(Work to be completed): Below is a block of records; return all of them exactly, but without the images.

(Information shown):
——
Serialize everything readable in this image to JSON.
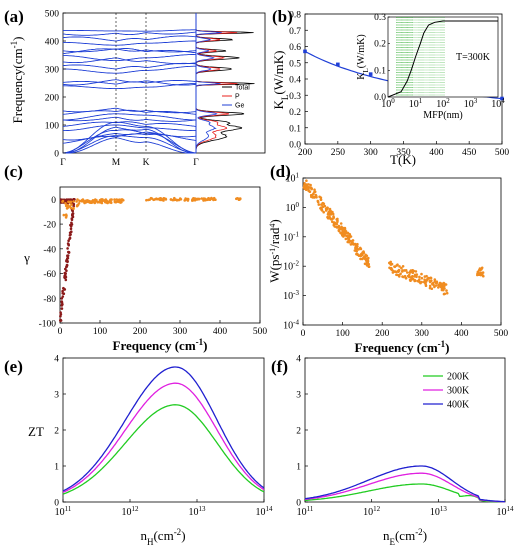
{
  "chart_data": [
    {
      "id": "a",
      "panel_label": "(a)",
      "type": "line",
      "ylabel": "Frequency(cm",
      "ylabel_sup": "-1",
      "ylabel_close": ")",
      "ylim": [
        0,
        500
      ],
      "yticks": [
        "0",
        "100",
        "200",
        "300",
        "400",
        "500"
      ],
      "xticks": [
        "Γ",
        "M",
        "K",
        "Γ"
      ],
      "dos_legend": [
        {
          "name": "Total",
          "color": "#000000"
        },
        {
          "name": "P",
          "color": "#e8201e"
        },
        {
          "name": "Ge",
          "color": "#1f3fd6"
        }
      ]
    },
    {
      "id": "b",
      "panel_label": "(b)",
      "type": "line",
      "x": [
        200,
        250,
        300,
        350,
        400,
        450,
        500
      ],
      "y": [
        0.57,
        0.49,
        0.43,
        0.38,
        0.34,
        0.31,
        0.28
      ],
      "xlim": [
        200,
        500
      ],
      "ylim": [
        0.0,
        0.8
      ],
      "xticks": [
        "200",
        "250",
        "300",
        "350",
        "400",
        "450",
        "500"
      ],
      "yticks": [
        "0.0",
        "0.1",
        "0.2",
        "0.3",
        "0.4",
        "0.5",
        "0.6",
        "0.7",
        "0.8"
      ],
      "xlabel": "T(K)",
      "ylabel_main": "K",
      "ylabel_sub": "L",
      "ylabel_rest": "(W/mK)",
      "color": "#1f3fd6",
      "inset": {
        "ylabel_main": "K",
        "ylabel_sub": "L",
        "ylabel_rest": "(W/mK)",
        "xlabel": "MFP(nm)",
        "annotation": "T=300K",
        "ylim": [
          0.0,
          0.3
        ],
        "yticks": [
          "0.0",
          "0.1",
          "0.2",
          "0.3"
        ],
        "xlog_ticks": [
          "10",
          "10",
          "10",
          "10",
          "10"
        ],
        "xlog_exps": [
          "0",
          "1",
          "2",
          "3",
          "4"
        ],
        "x": [
          1,
          3,
          5,
          7,
          10,
          15,
          20,
          30,
          50,
          100,
          1000,
          10000
        ],
        "y": [
          0.0,
          0.02,
          0.06,
          0.1,
          0.15,
          0.2,
          0.24,
          0.27,
          0.28,
          0.285,
          0.285,
          0.285
        ]
      }
    },
    {
      "id": "c",
      "panel_label": "(c)",
      "type": "scatter",
      "xlim": [
        0,
        500
      ],
      "ylim": [
        -100,
        10
      ],
      "xticks": [
        "0",
        "100",
        "200",
        "300",
        "400",
        "500"
      ],
      "yticks": [
        "0",
        "-20",
        "-40",
        "-60",
        "-80",
        "-100"
      ],
      "xlabel": "Frequency (cm",
      "xlabel_sup": "-1",
      "xlabel_close": ")",
      "ylabel": "γ",
      "colors": {
        "acoustic": "#8b1a1a",
        "optical": "#f08c20"
      }
    },
    {
      "id": "d",
      "panel_label": "(d)",
      "type": "scatter",
      "xlim": [
        0,
        500
      ],
      "ylim_log": [
        -4,
        1
      ],
      "xticks": [
        "0",
        "100",
        "200",
        "300",
        "400",
        "500"
      ],
      "yticks": [
        "10",
        "10",
        "10",
        "10",
        "10",
        "10"
      ],
      "yexps": [
        "1",
        "0",
        "-1",
        "-2",
        "-3",
        "-4"
      ],
      "xlabel": "Frequency (cm",
      "xlabel_sup": "-1",
      "xlabel_close": ")",
      "ylabel_main": "W(ps",
      "ylabel_sup1": "-1",
      "ylabel_mid": "/rad",
      "ylabel_sup2": "4",
      "ylabel_close": ")",
      "color": "#f08c20"
    },
    {
      "id": "e",
      "panel_label": "(e)",
      "type": "line",
      "xlog_range": [
        11,
        14
      ],
      "ylim": [
        0,
        4
      ],
      "xticks": [
        "10",
        "10",
        "10",
        "10"
      ],
      "xexps": [
        "11",
        "12",
        "13",
        "14"
      ],
      "yticks": [
        "0",
        "1",
        "2",
        "3",
        "4"
      ],
      "ylabel": "ZT",
      "xlabel_main": "n",
      "xlabel_sub": "H",
      "xlabel_rest": "(cm",
      "xlabel_sup": "-2",
      "xlabel_close": ")",
      "series": [
        {
          "name": "200K",
          "peak": 2.7,
          "color": "#22cc22"
        },
        {
          "name": "300K",
          "peak": 3.3,
          "color": "#e020e0"
        },
        {
          "name": "400K",
          "peak": 3.75,
          "color": "#2020d0"
        }
      ],
      "peak_log_x": 12.68,
      "ends": {
        "200K": [
          0.45,
          0.35
        ],
        "300K": [
          0.55,
          0.45
        ],
        "400K": [
          0.62,
          0.5
        ]
      }
    },
    {
      "id": "f",
      "panel_label": "(f)",
      "type": "line",
      "xlog_range": [
        11,
        14
      ],
      "ylim": [
        0,
        4
      ],
      "xticks": [
        "10",
        "10",
        "10",
        "10"
      ],
      "xexps": [
        "11",
        "12",
        "13",
        "14"
      ],
      "yticks": [
        "0",
        "1",
        "2",
        "3",
        "4"
      ],
      "xlabel_main": "n",
      "xlabel_sub": "E",
      "xlabel_rest": "(cm",
      "xlabel_sup": "-2",
      "xlabel_close": ")",
      "series": [
        {
          "name": "200K",
          "peak": 0.5,
          "color": "#22cc22"
        },
        {
          "name": "300K",
          "peak": 0.8,
          "color": "#e020e0"
        },
        {
          "name": "400K",
          "peak": 1.0,
          "color": "#2020d0"
        }
      ],
      "peak_log_x": 12.75
    }
  ]
}
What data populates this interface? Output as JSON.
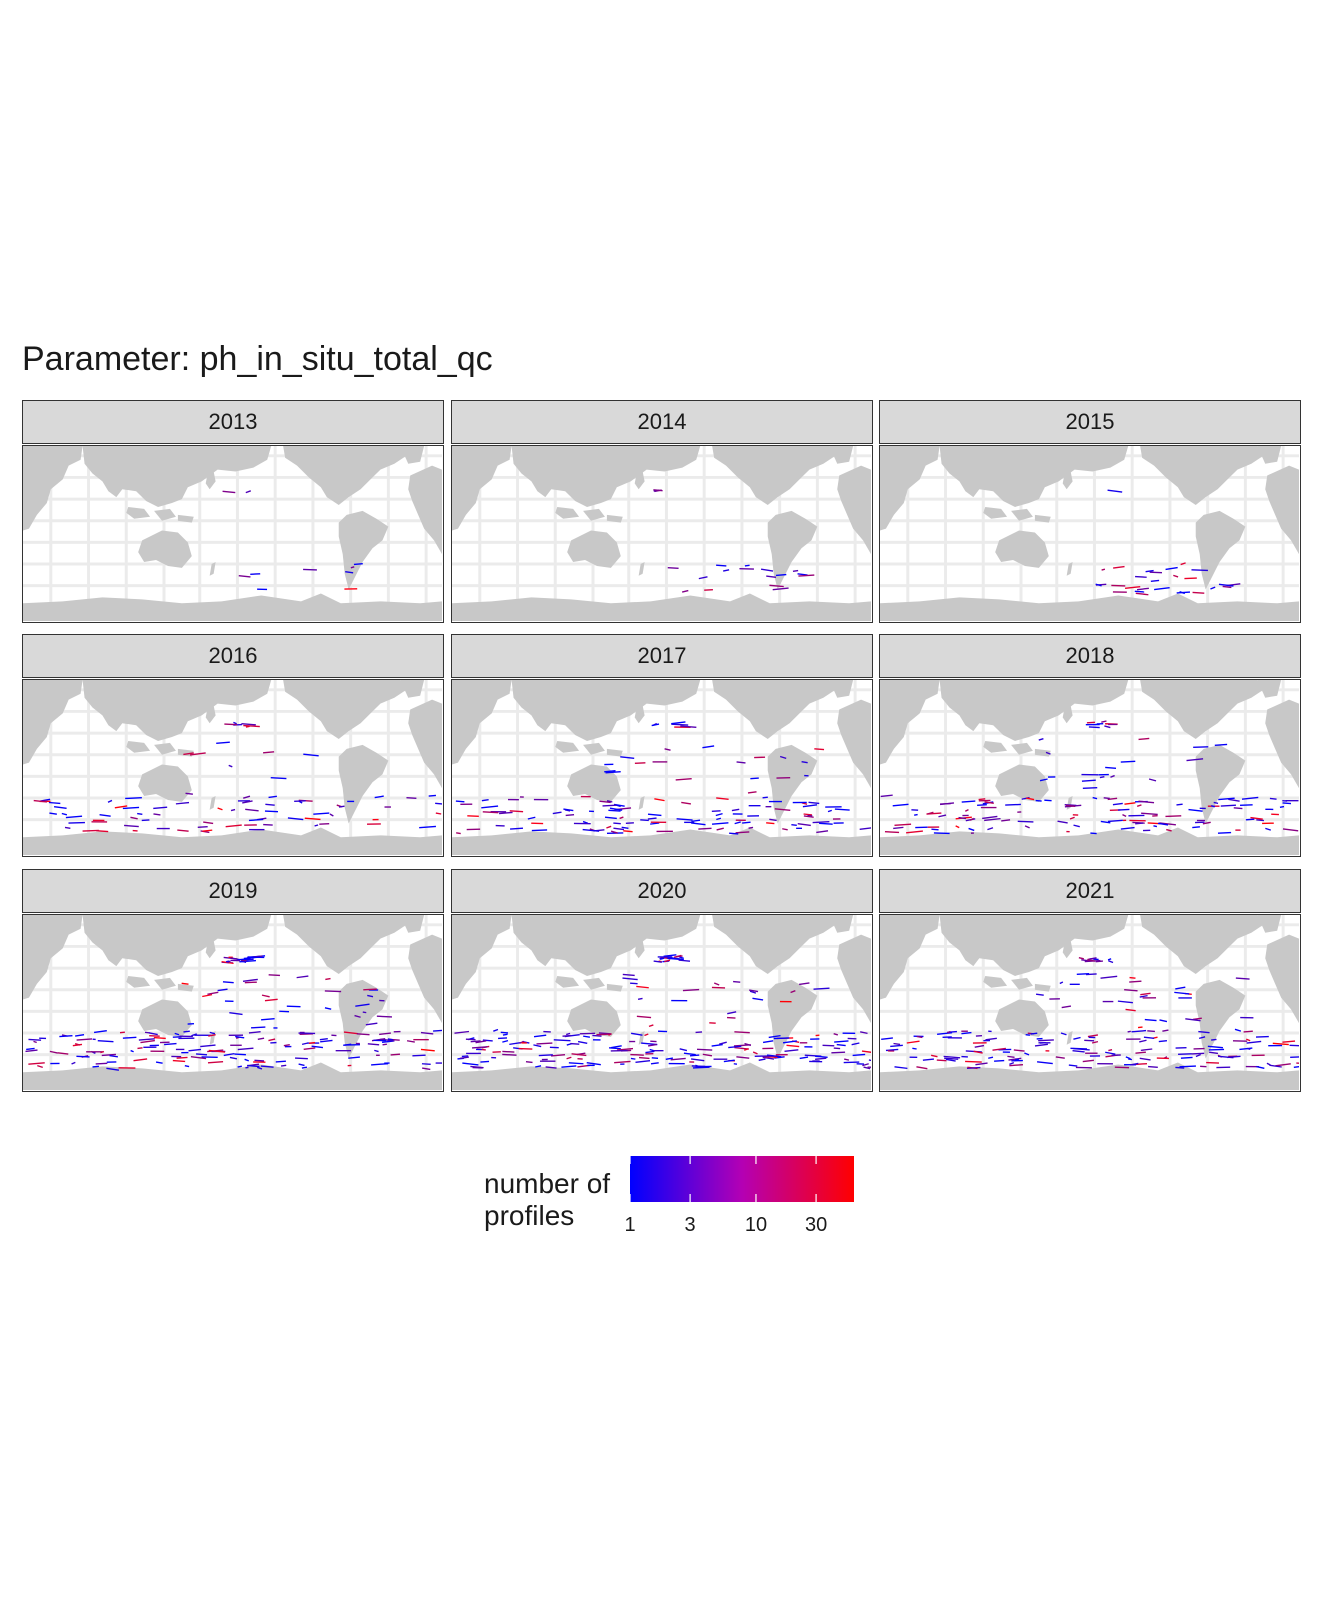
——
(Response):
Serialize everything readable in this image to JSON.
{
  "chart_data": [
    {
      "id": "a",
      "panel_label": "(a)",
      "type": "line",
      "ylabel": "Frequency(cm",
      "ylabel_sup": "-1",
      "ylabel_close": ")",
      "ylim": [
        0,
        500
      ],
      "yticks": [
        "0",
        "100",
        "200",
        "300",
        "400",
        "500"
      ],
      "xticks": [
        "Γ",
        "M",
        "K",
        "Γ"
      ],
      "dos_legend": [
        {
          "name": "Total",
          "color": "#000000"
        },
        {
          "name": "P",
          "color": "#e8201e"
        },
        {
          "name": "Ge",
          "color": "#1f3fd6"
        }
      ]
    },
    {
      "id": "b",
      "panel_label": "(b)",
      "type": "line",
      "x": [
        200,
        250,
        300,
        350,
        400,
        450,
        500
      ],
      "y": [
        0.57,
        0.49,
        0.43,
        0.38,
        0.34,
        0.31,
        0.28
      ],
      "xlim": [
        200,
        500
      ],
      "ylim": [
        0.0,
        0.8
      ],
      "xticks": [
        "200",
        "250",
        "300",
        "350",
        "400",
        "450",
        "500"
      ],
      "yticks": [
        "0.0",
        "0.1",
        "0.2",
        "0.3",
        "0.4",
        "0.5",
        "0.6",
        "0.7",
        "0.8"
      ],
      "xlabel": "T(K)",
      "ylabel_main": "K",
      "ylabel_sub": "L",
      "ylabel_rest": "(W/mK)",
      "color": "#1f3fd6",
      "inset": {
        "ylabel_main": "K",
        "ylabel_sub": "L",
        "ylabel_rest": "(W/mK)",
        "xlabel": "MFP(nm)",
        "annotation": "T=300K",
        "ylim": [
          0.0,
          0.3
        ],
        "yticks": [
          "0.0",
          "0.1",
          "0.2",
          "0.3"
        ],
        "xlog_ticks": [
          "10",
          "10",
          "10",
          "10",
          "10"
        ],
        "xlog_exps": [
          "0",
          "1",
          "2",
          "3",
          "4"
        ],
        "x": [
          1,
          3,
          5,
          7,
          10,
          15,
          20,
          30,
          50,
          100,
          1000,
          10000
        ],
        "y": [
          0.0,
          0.02,
          0.06,
          0.1,
          0.15,
          0.2,
          0.24,
          0.27,
          0.28,
          0.285,
          0.285,
          0.285
        ]
      }
    },
    {
      "id": "c",
      "panel_label": "(c)",
      "type": "scatter",
      "xlim": [
        0,
        500
      ],
      "ylim": [
        -100,
        10
      ],
      "xticks": [
        "0",
        "100",
        "200",
        "300",
        "400",
        "500"
      ],
      "yticks": [
        "0",
        "-20",
        "-40",
        "-60",
        "-80",
        "-100"
      ],
      "xlabel": "Frequency (cm",
      "xlabel_sup": "-1",
      "xlabel_close": ")",
      "ylabel": "γ",
      "colors": {
        "acoustic": "#8b1a1a",
        "optical": "#f08c20"
      }
    },
    {
      "id": "d",
      "panel_label": "(d)",
      "type": "scatter",
      "xlim": [
        0,
        500
      ],
      "ylim_log": [
        -4,
        1
      ],
      "xticks": [
        "0",
        "100",
        "200",
        "300",
        "400",
        "500"
      ],
      "yticks": [
        "10",
        "10",
        "10",
        "10",
        "10",
        "10"
      ],
      "yexps": [
        "1",
        "0",
        "-1",
        "-2",
        "-3",
        "-4"
      ],
      "xlabel": "Frequency (cm",
      "xlabel_sup": "-1",
      "xlabel_close": ")",
      "ylabel_main": "W(ps",
      "ylabel_sup1": "-1",
      "ylabel_mid": "/rad",
      "ylabel_sup2": "4",
      "ylabel_close": ")",
      "color": "#f08c20"
    },
    {
      "id": "e",
      "panel_label": "(e)",
      "type": "line",
      "xlog_range": [
        11,
        14
      ],
      "ylim": [
        0,
        4
      ],
      "xticks": [
        "10",
        "10",
        "10",
        "10"
      ],
      "xexps": [
        "11",
        "12",
        "13",
        "14"
      ],
      "yticks": [
        "0",
        "1",
        "2",
        "3",
        "4"
      ],
      "ylabel": "ZT",
      "xlabel_main": "n",
      "xlabel_sub": "H",
      "xlabel_rest": "(cm",
      "xlabel_sup": "-2",
      "xlabel_close": ")",
      "series": [
        {
          "name": "200K",
          "peak": 2.7,
          "color": "#22cc22"
        },
        {
          "name": "300K",
          "peak": 3.3,
          "color": "#e020e0"
        },
        {
          "name": "400K",
          "peak": 3.75,
          "color": "#2020d0"
        }
      ],
      "peak_log_x": 12.68,
      "ends": {
        "200K": [
          0.45,
          0.35
        ],
        "300K": [
          0.55,
          0.45
        ],
        "400K": [
          0.62,
          0.5
        ]
      }
    },
    {
      "id": "f",
      "panel_label": "(f)",
      "type": "line",
      "xlog_range": [
        11,
        14
      ],
      "ylim": [
        0,
        4
      ],
      "xticks": [
        "10",
        "10",
        "10",
        "10"
      ],
      "xexps": [
        "11",
        "12",
        "13",
        "14"
      ],
      "yticks": [
        "0",
        "1",
        "2",
        "3",
        "4"
      ],
      "xlabel_main": "n",
      "xlabel_sub": "E",
      "xlabel_rest": "(cm",
      "xlabel_sup": "-2",
      "xlabel_close": ")",
      "series": [
        {
          "name": "200K",
          "peak": 0.5,
          "color": "#22cc22"
        },
        {
          "name": "300K",
          "peak": 0.8,
          "color": "#e020e0"
        },
        {
          "name": "400K",
          "peak": 1.0,
          "color": "#2020d0"
        }
      ],
      "peak_log_x": 12.75
    }
  ]
}
What data populates this interface? Output as JSON.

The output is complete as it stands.